* [RECORDS FOR THIS TASK]
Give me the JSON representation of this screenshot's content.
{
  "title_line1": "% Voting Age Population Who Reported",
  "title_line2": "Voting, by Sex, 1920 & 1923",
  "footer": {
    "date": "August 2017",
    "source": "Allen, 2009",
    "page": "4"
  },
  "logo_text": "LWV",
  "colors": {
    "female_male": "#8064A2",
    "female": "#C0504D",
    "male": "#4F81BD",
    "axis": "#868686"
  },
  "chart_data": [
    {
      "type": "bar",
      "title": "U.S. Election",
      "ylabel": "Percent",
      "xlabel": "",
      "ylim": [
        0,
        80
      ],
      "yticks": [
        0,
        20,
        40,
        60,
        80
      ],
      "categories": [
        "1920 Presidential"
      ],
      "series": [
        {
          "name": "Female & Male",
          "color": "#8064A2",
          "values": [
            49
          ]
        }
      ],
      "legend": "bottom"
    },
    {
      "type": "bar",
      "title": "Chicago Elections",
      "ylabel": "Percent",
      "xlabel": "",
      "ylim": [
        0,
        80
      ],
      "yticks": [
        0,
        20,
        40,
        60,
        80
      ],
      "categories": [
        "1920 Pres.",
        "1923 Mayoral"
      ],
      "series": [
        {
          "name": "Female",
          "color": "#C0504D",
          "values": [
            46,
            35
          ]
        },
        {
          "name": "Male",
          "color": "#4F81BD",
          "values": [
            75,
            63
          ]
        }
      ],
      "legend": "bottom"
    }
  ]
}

---

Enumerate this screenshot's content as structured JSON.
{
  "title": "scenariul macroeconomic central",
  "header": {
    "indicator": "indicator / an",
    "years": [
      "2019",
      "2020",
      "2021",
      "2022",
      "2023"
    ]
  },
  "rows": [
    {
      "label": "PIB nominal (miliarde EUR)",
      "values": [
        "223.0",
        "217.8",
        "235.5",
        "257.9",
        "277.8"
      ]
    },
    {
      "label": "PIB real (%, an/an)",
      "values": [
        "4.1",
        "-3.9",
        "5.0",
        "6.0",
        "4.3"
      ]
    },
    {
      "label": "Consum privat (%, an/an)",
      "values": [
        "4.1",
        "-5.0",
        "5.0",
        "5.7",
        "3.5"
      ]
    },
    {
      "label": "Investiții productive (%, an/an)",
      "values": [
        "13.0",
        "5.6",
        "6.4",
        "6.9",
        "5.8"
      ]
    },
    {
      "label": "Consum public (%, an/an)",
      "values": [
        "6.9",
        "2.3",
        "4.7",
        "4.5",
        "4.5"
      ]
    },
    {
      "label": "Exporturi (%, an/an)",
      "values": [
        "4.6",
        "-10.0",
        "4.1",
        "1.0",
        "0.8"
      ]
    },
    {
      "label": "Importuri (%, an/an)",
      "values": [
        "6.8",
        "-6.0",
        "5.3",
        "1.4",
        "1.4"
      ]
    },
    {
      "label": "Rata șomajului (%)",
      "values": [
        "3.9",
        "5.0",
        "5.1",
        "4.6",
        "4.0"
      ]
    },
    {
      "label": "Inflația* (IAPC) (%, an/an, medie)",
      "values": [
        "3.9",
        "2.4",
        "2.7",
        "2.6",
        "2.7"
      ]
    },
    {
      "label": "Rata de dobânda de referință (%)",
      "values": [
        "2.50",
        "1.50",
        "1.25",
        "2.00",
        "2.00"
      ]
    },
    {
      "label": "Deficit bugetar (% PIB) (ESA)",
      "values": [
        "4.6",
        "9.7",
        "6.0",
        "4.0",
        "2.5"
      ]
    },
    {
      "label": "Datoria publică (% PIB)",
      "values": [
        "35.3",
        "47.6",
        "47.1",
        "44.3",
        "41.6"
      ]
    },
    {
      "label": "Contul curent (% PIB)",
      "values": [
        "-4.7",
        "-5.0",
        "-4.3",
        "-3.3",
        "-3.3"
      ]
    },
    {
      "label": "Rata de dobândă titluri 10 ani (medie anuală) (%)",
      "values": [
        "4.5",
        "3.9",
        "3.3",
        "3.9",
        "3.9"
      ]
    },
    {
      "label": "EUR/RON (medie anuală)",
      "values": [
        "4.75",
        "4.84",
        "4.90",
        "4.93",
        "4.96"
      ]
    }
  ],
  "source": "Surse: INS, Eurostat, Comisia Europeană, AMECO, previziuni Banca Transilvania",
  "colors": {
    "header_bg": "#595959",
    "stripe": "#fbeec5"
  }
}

* [WORK TO COMPLETE]
Write out every line of the listing that holds the word "source".

* [WRITTEN REPLY]
    "source": "Allen, 2009",
  "source": "Surse: INS, Eurostat, Comisia Europeană, AMECO, previziuni Banca Transilvania",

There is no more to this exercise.